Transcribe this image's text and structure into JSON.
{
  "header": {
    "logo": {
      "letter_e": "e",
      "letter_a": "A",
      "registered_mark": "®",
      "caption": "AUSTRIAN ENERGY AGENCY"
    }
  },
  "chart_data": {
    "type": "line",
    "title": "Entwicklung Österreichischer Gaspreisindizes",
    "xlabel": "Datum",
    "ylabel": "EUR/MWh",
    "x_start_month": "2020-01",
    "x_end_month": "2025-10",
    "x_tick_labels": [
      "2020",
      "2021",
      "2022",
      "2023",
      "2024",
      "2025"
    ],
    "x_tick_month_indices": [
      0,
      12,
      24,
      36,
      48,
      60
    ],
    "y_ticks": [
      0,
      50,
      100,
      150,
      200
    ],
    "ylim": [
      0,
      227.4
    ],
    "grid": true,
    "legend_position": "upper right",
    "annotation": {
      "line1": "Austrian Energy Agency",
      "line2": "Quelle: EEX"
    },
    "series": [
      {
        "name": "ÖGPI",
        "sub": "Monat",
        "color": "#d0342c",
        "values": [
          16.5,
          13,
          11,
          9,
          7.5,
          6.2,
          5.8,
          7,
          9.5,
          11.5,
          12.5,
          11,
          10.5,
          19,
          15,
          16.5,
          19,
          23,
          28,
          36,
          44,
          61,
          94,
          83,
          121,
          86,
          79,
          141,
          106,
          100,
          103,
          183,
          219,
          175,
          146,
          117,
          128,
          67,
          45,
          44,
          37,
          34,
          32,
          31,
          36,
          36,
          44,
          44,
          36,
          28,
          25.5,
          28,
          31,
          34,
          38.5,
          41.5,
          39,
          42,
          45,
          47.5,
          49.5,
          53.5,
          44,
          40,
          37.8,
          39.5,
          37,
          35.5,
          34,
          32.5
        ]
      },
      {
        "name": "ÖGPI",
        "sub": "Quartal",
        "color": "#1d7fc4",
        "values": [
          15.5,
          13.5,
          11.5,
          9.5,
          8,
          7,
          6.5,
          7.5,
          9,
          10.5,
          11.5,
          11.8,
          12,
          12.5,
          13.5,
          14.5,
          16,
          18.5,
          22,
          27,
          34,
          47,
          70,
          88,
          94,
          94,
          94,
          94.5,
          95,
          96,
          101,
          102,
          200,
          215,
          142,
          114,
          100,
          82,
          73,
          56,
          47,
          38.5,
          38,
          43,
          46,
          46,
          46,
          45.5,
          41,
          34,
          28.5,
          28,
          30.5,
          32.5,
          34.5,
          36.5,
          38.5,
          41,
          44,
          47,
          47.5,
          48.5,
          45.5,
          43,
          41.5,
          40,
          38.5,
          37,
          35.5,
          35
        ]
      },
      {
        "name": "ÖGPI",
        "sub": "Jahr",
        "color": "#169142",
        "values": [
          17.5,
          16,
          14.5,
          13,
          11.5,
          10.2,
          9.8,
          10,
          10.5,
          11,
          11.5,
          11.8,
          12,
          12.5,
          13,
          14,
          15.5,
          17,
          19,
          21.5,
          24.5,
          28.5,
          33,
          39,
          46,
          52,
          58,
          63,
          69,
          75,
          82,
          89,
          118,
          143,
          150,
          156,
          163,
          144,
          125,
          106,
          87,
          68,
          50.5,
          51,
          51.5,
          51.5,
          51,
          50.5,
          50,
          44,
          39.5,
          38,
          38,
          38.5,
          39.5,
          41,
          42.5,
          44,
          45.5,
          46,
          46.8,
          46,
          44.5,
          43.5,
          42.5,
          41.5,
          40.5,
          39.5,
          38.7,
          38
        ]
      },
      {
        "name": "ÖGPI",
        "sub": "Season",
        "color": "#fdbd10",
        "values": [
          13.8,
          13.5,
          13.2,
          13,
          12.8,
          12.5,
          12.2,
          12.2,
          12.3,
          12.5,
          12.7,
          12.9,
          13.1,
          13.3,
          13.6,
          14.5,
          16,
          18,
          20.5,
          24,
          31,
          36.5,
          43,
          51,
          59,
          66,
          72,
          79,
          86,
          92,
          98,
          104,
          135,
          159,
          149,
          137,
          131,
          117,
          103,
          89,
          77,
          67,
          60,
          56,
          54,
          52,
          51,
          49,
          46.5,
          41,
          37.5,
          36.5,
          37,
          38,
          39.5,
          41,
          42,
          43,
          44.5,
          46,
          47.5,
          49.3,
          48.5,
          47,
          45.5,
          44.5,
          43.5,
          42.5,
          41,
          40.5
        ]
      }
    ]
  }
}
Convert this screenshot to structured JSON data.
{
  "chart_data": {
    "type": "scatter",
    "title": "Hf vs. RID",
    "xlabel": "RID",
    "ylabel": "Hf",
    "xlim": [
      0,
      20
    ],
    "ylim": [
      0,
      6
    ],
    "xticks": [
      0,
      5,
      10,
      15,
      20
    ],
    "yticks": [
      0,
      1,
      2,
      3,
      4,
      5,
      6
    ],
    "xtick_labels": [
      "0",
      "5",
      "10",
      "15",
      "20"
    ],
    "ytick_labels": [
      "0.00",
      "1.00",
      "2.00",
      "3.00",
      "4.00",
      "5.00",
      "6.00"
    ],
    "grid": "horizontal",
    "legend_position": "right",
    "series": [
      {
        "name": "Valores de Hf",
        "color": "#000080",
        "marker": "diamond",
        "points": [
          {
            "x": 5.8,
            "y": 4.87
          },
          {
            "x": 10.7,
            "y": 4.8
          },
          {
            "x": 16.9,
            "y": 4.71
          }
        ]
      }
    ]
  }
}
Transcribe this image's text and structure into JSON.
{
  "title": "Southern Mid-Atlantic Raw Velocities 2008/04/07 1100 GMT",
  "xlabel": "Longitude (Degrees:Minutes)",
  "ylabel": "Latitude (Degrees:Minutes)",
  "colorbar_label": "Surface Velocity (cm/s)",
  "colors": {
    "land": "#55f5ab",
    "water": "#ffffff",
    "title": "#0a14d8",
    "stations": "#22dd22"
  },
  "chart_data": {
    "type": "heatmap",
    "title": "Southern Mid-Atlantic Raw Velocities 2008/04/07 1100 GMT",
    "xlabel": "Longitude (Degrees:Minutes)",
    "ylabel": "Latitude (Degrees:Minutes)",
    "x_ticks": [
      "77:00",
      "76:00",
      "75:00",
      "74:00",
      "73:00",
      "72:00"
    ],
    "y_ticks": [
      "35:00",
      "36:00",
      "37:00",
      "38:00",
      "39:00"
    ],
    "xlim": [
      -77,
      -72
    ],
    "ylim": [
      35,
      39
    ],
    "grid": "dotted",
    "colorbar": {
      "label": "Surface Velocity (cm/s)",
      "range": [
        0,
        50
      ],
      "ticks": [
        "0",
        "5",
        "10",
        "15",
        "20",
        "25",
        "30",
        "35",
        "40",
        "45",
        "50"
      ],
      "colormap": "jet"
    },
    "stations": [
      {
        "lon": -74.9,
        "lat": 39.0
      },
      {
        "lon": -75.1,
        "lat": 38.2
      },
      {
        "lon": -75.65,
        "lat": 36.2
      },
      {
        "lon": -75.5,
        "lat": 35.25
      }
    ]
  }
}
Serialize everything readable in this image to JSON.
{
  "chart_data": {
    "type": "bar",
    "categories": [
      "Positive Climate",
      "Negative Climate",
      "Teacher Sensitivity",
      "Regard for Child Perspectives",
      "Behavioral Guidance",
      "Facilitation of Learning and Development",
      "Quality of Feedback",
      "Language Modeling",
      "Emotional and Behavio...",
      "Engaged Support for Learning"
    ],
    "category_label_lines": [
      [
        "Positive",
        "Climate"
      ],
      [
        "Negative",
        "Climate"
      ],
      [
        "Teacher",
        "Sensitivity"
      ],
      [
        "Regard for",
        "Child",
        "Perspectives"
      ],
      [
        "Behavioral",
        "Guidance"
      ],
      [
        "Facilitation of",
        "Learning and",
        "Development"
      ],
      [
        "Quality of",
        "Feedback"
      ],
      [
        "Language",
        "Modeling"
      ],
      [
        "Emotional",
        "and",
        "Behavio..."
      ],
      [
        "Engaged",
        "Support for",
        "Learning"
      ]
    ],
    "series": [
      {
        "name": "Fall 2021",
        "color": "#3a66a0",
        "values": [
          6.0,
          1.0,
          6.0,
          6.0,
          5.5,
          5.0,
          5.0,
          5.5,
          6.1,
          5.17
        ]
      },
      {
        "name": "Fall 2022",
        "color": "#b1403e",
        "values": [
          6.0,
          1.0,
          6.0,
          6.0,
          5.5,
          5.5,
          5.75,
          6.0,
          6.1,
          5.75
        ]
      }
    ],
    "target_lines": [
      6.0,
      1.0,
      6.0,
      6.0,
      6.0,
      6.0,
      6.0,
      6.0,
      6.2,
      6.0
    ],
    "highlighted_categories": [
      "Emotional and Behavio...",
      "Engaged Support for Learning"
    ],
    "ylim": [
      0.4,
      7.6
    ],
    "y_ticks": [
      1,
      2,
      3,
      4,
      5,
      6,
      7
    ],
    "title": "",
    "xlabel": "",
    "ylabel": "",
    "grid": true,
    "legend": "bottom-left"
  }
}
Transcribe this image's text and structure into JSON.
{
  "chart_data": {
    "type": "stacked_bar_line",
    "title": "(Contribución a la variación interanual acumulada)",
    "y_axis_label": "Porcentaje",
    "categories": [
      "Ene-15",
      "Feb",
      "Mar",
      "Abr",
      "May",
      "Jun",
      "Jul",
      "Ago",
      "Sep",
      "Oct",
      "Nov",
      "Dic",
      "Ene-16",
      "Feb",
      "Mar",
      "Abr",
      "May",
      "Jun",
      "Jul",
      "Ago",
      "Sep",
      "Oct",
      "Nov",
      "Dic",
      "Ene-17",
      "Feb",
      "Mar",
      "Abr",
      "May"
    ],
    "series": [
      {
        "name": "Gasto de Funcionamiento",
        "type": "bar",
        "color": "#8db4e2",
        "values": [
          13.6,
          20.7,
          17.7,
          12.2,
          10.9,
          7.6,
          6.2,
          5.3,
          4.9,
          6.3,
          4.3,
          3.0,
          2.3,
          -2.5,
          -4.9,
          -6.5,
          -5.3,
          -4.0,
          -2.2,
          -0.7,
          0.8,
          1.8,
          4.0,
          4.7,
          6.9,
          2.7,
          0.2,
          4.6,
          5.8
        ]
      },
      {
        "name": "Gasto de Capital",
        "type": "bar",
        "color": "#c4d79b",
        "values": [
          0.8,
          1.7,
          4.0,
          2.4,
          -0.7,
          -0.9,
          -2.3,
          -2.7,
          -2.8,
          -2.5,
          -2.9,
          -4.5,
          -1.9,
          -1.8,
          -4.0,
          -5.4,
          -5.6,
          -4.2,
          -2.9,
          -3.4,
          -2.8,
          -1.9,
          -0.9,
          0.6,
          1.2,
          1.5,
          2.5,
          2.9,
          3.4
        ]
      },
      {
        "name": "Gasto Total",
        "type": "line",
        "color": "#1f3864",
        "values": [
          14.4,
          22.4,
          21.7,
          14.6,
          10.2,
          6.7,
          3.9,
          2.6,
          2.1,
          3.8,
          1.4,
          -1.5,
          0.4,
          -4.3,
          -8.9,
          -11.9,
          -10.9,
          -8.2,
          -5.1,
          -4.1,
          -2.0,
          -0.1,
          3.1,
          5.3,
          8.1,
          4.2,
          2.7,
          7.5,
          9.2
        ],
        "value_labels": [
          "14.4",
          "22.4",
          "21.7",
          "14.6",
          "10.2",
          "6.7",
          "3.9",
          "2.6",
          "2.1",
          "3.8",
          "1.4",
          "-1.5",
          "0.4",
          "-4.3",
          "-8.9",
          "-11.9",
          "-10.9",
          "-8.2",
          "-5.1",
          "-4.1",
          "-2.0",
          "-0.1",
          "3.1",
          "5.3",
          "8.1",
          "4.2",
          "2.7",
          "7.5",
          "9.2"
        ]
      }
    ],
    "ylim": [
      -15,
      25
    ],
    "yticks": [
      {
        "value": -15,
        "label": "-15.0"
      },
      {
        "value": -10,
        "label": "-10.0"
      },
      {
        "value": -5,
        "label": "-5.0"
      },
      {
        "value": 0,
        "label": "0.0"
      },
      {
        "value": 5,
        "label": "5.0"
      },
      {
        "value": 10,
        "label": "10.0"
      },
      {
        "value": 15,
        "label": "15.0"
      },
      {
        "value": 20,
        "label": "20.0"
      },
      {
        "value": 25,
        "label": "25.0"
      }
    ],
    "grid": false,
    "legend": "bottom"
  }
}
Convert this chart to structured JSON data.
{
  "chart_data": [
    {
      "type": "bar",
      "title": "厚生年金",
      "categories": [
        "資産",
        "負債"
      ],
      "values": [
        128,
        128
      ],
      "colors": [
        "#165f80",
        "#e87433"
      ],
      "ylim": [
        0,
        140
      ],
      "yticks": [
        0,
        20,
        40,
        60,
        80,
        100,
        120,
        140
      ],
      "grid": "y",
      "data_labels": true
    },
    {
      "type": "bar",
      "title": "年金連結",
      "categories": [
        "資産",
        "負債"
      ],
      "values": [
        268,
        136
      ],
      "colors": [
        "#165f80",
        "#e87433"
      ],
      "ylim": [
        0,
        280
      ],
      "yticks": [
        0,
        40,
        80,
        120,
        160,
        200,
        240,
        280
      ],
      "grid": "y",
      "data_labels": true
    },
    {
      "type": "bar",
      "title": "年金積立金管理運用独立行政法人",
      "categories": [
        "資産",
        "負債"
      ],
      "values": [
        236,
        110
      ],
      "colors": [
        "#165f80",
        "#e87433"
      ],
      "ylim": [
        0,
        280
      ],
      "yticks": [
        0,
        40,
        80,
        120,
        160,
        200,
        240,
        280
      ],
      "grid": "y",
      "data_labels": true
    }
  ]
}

Job: Go through the listing above and locate each line that holds the word "Facilitation". Copy those lines.

Answer to the exercise:
      "Facilitation of Learning and Development",
        "Facilitation of",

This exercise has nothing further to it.